Your task →
Format the lines of the material starting at the line containing "card-partial xyxy=(306,0,726,4)" and ending at the line containing "app-card-email-template-geometric: Custom Email", both included, as a JSON list of strings with one string per line and blank lines omitted.

--- start Input material ---

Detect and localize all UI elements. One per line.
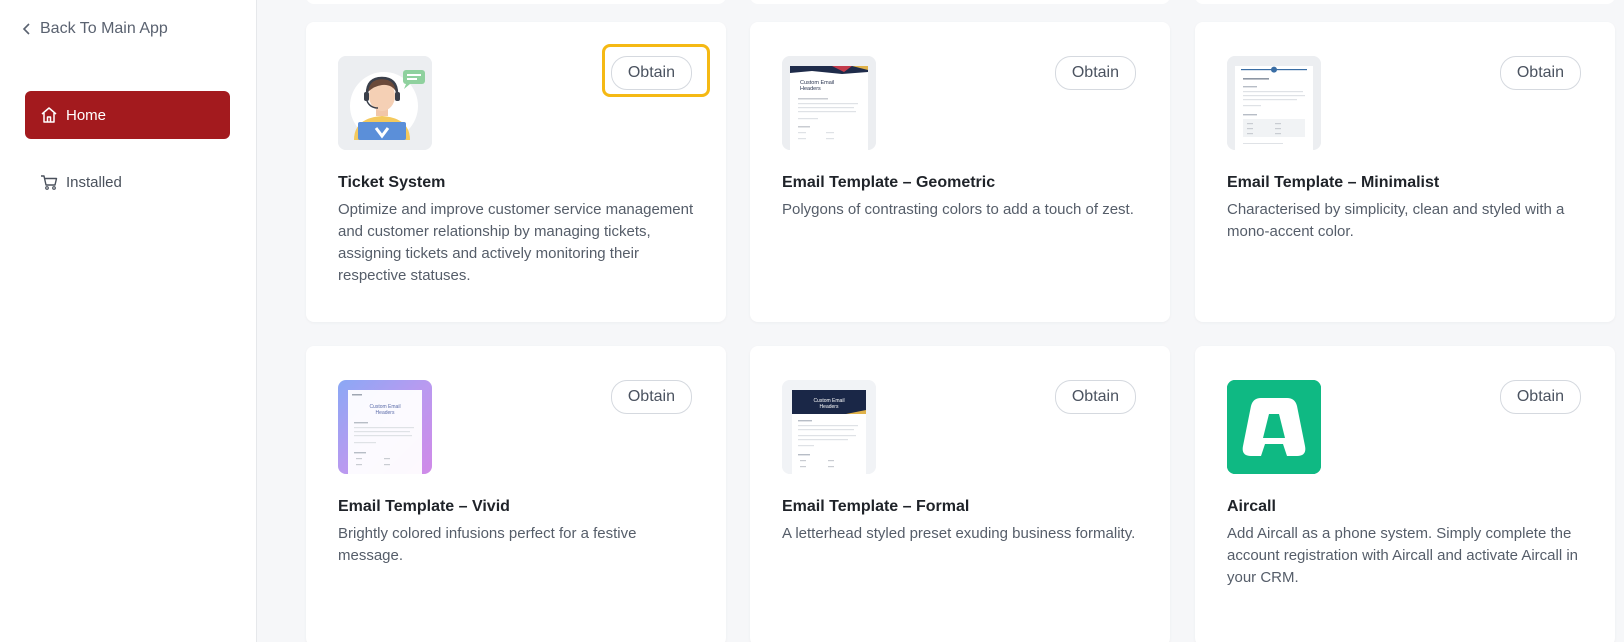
card-partial xyxy=(306,0,726,4)
support-agent-icon xyxy=(338,56,432,150)
obtain-button[interactable]: Obtain xyxy=(610,56,692,90)
back-to-main-app-link[interactable]: Back To Main App xyxy=(22,20,168,38)
obtain-button[interactable]: Obtain xyxy=(1054,56,1136,90)
app-card-email-template-formal: Custom Email Headers Obtain Email Templa… xyxy=(750,346,1170,642)
sidebar-item-label: Installed xyxy=(66,173,122,191)
card-partial xyxy=(1195,0,1615,4)
chevron-left-icon xyxy=(22,23,30,35)
app-card-email-template-geometric: Custom Email Headers Obtain Email Templa… xyxy=(750,22,1170,322)
email-template-thumbnail: Custom Email Headers xyxy=(782,380,876,474)
app-card-ticket-system: Obtain Ticket System Optimize and improv… xyxy=(306,22,726,322)
app-description: Polygons of contrasting colors to add a … xyxy=(782,201,1134,218)
email-template-thumbnail xyxy=(1227,56,1321,150)
app-description: Characterised by simplicity, clean and s… xyxy=(1227,201,1565,240)
app-title: Email Template – Formal xyxy=(782,498,970,515)
obtain-button[interactable]: Obtain xyxy=(1054,380,1136,414)
app-title: Ticket System xyxy=(338,174,446,191)
obtain-button[interactable]: Obtain xyxy=(610,380,692,414)
app-description: Add Aircall as a phone system. Simply co… xyxy=(1227,525,1579,586)
email-template-thumbnail: Custom Email Headers xyxy=(338,380,432,474)
svg-text:Headers: Headers xyxy=(820,404,839,410)
svg-text:Headers: Headers xyxy=(800,86,821,92)
sidebar: Back To Main App Home Installed xyxy=(0,0,257,642)
obtain-button[interactable]: Obtain xyxy=(1499,56,1581,90)
app-title: Aircall xyxy=(1227,498,1276,515)
app-card-email-template-vivid: Custom Email Headers Obtain Email Templa… xyxy=(306,346,726,642)
obtain-button[interactable]: Obtain xyxy=(1499,380,1581,414)
back-label: Back To Main App xyxy=(40,20,168,37)
app-title: Email Template – Minimalist xyxy=(1227,174,1440,191)
card-partial xyxy=(750,0,1170,4)
app-description: A letterhead styled preset exuding busin… xyxy=(782,525,1136,542)
app-card-email-template-minimalist: Obtain Email Template – Minimalist Chara… xyxy=(1195,22,1615,322)
app-description: Optimize and improve customer service ma… xyxy=(338,201,694,284)
app-title: Email Template – Geometric xyxy=(782,174,996,191)
app-card-aircall: Obtain Aircall Add Aircall as a phone sy… xyxy=(1195,346,1615,642)
svg-text:Headers: Headers xyxy=(376,410,395,416)
sidebar-item-installed[interactable]: Installed xyxy=(25,158,230,206)
home-icon xyxy=(40,106,58,124)
aircall-logo xyxy=(1227,380,1321,474)
sidebar-item-home[interactable]: Home xyxy=(25,91,230,139)
sidebar-item-label: Home xyxy=(66,106,107,124)
app-grid: Obtain Ticket System Optimize and improv… xyxy=(257,0,1624,642)
email-template-thumbnail: Custom Email Headers xyxy=(782,56,876,150)
app-description: Brightly colored infusions perfect for a… xyxy=(338,525,637,564)
cart-icon xyxy=(40,173,58,191)
app-title: Email Template – Vivid xyxy=(338,498,510,515)
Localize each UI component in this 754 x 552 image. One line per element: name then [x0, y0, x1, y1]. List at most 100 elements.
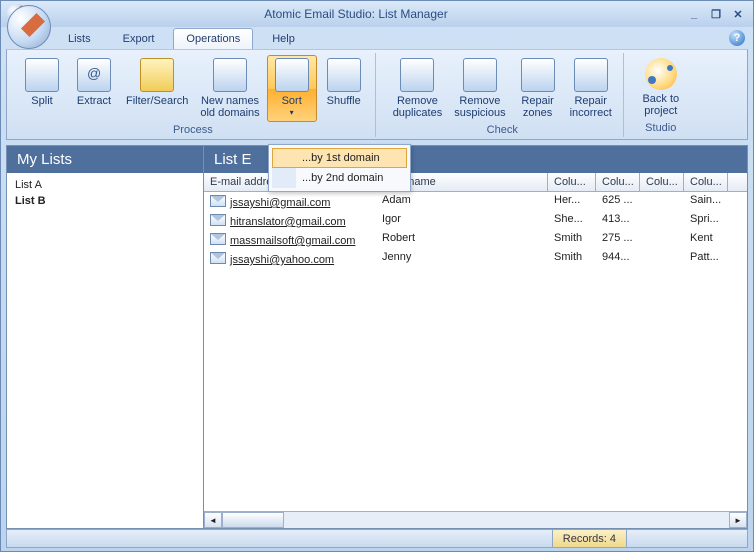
menu-lists[interactable]: Lists — [55, 28, 104, 49]
cell-0-4 — [640, 192, 684, 211]
cell-1-5: Spri... — [684, 211, 728, 230]
menu-operations[interactable]: Operations — [173, 28, 253, 49]
ribbon-group-studio: Back toproject Studio — [630, 53, 692, 137]
back-icon — [645, 58, 677, 90]
ribbon-back-button[interactable]: Back toproject — [636, 55, 686, 120]
scroll-track[interactable] — [284, 512, 729, 528]
cell-0-5: Sain... — [684, 192, 728, 211]
sort-dropdown-menu: ...by 1st domain ...by 2nd domain — [268, 144, 411, 192]
ribbon-filter-label: Filter/Search — [126, 95, 188, 107]
sort-by-1st-domain[interactable]: ...by 1st domain — [272, 148, 407, 168]
cell-0-0: jssayshi@gmail.com — [204, 192, 376, 211]
table-row[interactable]: massmailsoft@gmail.com RobertSmith275 ...… — [204, 230, 747, 249]
ribbon-group-studio-title: Studio — [636, 122, 686, 134]
ribbon-check-row: Removeduplicates Removesuspicious Repairzo… — [388, 55, 617, 122]
sidebar-title: My Lists — [7, 146, 203, 173]
extract-icon — [77, 58, 111, 92]
sidebar: My Lists List AList B — [6, 145, 204, 529]
column-header-2[interactable]: Colu... — [548, 173, 596, 191]
ribbon-shuffle-label: Shuffle — [327, 95, 361, 107]
column-header-5[interactable]: Colu... — [684, 173, 728, 191]
envelope-icon — [210, 233, 226, 245]
column-header-4[interactable]: Colu... — [640, 173, 684, 191]
table-row[interactable]: jssayshi@gmail.comAdamHer...625 ...Sain.… — [204, 192, 747, 211]
column-header-3[interactable]: Colu... — [596, 173, 640, 191]
sidebar-item-list-b[interactable]: List B — [13, 193, 197, 209]
cell-1-2: She... — [548, 211, 596, 230]
ribbon-rmdup-button[interactable]: Removeduplicates — [388, 55, 448, 122]
window-controls: _ ❐ ✕ — [685, 6, 747, 22]
ribbon-extract-button[interactable]: Extract — [69, 55, 119, 122]
list-panel: List E E-mail addressUser nameColu...Col… — [204, 145, 748, 529]
cell-2-4 — [640, 230, 684, 249]
grid-body: jssayshi@gmail.comAdamHer...625 ...Sain.… — [204, 192, 747, 511]
ribbon-newnames-label: New namesold domains — [200, 95, 259, 119]
envelope-icon — [210, 214, 226, 226]
cell-1-0: hitranslator@gmail.com — [204, 211, 376, 230]
split-icon — [25, 58, 59, 92]
newnames-icon — [213, 58, 247, 92]
sort-by-2nd-domain[interactable]: ...by 2nd domain — [272, 168, 407, 188]
rmsus-icon — [463, 58, 497, 92]
menu-export[interactable]: Export — [110, 28, 168, 49]
cell-2-5: Kent — [684, 230, 728, 249]
progress-placeholder — [12, 533, 212, 544]
envelope-icon — [210, 195, 226, 207]
ribbon-shuffle-button[interactable]: Shuffle — [319, 55, 369, 122]
ribbon-filter-button[interactable]: Filter/Search — [121, 55, 193, 122]
ribbon-studio-row: Back toproject — [636, 55, 686, 120]
ribbon-sort-dropdown-arrow[interactable]: ▾ — [290, 108, 294, 117]
menu-help[interactable]: Help — [259, 28, 308, 49]
menubar: Lists Export Operations Help — [55, 27, 753, 49]
ribbon-sort-button[interactable]: Sort▾ — [267, 55, 317, 122]
scroll-left-arrow[interactable]: ◄ — [204, 512, 222, 528]
scroll-right-arrow[interactable]: ► — [729, 512, 747, 528]
horizontal-scrollbar[interactable]: ◄ ► — [204, 511, 747, 528]
scroll-thumb[interactable] — [222, 512, 284, 528]
statusbar: Records: 4 — [6, 529, 748, 548]
cell-0-1: Adam — [376, 192, 548, 211]
ribbon: Split Extract Filter/Search New namesold do… — [6, 49, 748, 140]
ribbon-group-check-title: Check — [388, 124, 617, 136]
titlebar: Atomic Email Studio: List Manager _ ❐ ✕ — [1, 1, 753, 27]
email-text: massmailsoft@gmail.com — [230, 235, 355, 247]
cell-2-1: Robert — [376, 230, 548, 249]
cell-2-2: Smith — [548, 230, 596, 249]
ribbon-process-row: Split Extract Filter/Search New namesold do… — [17, 55, 369, 122]
cell-3-4 — [640, 249, 684, 268]
window-title: Atomic Email Studio: List Manager — [27, 7, 685, 21]
cell-3-0: jssayshi@yahoo.com — [204, 249, 376, 268]
ribbon-rmsus-button[interactable]: Removesuspicious — [449, 55, 510, 122]
sidebar-item-list-a[interactable]: List A — [13, 177, 197, 193]
ribbon-split-label: Split — [31, 95, 52, 107]
app-logo-icon[interactable] — [7, 5, 51, 49]
cell-2-0: massmailsoft@gmail.com — [204, 230, 376, 249]
ribbon-rinc-button[interactable]: Repairincorrect — [565, 55, 617, 122]
envelope-icon — [210, 252, 226, 264]
shuffle-icon — [327, 58, 361, 92]
help-icon[interactable]: ? — [729, 30, 745, 46]
cell-2-3: 275 ... — [596, 230, 640, 249]
maximize-button[interactable]: ❐ — [707, 6, 725, 22]
email-text: jssayshi@yahoo.com — [230, 254, 334, 266]
content-area: My Lists List AList B List E E-mail addr… — [6, 145, 748, 529]
table-row[interactable]: jssayshi@yahoo.comJennySmith944...Patt..… — [204, 249, 747, 268]
minimize-button[interactable]: _ — [685, 6, 703, 22]
email-text: jssayshi@gmail.com — [230, 197, 330, 209]
ribbon-sort-label: Sort — [282, 95, 302, 107]
cell-1-4 — [640, 211, 684, 230]
close-button[interactable]: ✕ — [729, 6, 747, 22]
ribbon-split-button[interactable]: Split — [17, 55, 67, 122]
rzone-icon — [521, 58, 555, 92]
ribbon-rmsus-label: Removesuspicious — [454, 95, 505, 119]
ribbon-rmdup-label: Removeduplicates — [393, 95, 443, 119]
sidebar-list: List AList B — [7, 173, 203, 528]
status-records: Records: 4 — [552, 530, 626, 547]
filter-icon — [140, 58, 174, 92]
cell-3-1: Jenny — [376, 249, 548, 268]
email-text: hitranslator@gmail.com — [230, 216, 346, 228]
ribbon-newnames-button[interactable]: New namesold domains — [195, 55, 264, 122]
cell-3-2: Smith — [548, 249, 596, 268]
table-row[interactable]: hitranslator@gmail.comIgorShe...413...Sp… — [204, 211, 747, 230]
ribbon-rzone-button[interactable]: Repairzones — [513, 55, 563, 122]
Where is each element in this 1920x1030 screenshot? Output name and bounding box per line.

--- end Input material ---

Correct response →
[
  "card-partial xyxy=(306,0,726,4)",
  "support-agent-icon xyxy=(338,56,432,150)",
  "obtain-button[interactable]: Obtain xyxy=(610,56,692,90)",
  "back-to-main-app-link[interactable]: Back To Main App xyxy=(22,20,168,38)",
  "obtain-button[interactable]: Obtain xyxy=(1054,56,1136,90)",
  "app-card-email-template-formal: Custom Email Headers Obtain Email Templa… xyxy=(750,346,1170,642)",
  "sidebar-item-label: Installed xyxy=(66,173,122,191)",
  "card-partial xyxy=(1195,0,1615,4)",
  "chevron-left-icon xyxy=(22,23,30,35)",
  "app-card-email-template-geometric: Custom Email Headers Obtain Email Templa… xyxy=(750,22,1170,322)"
]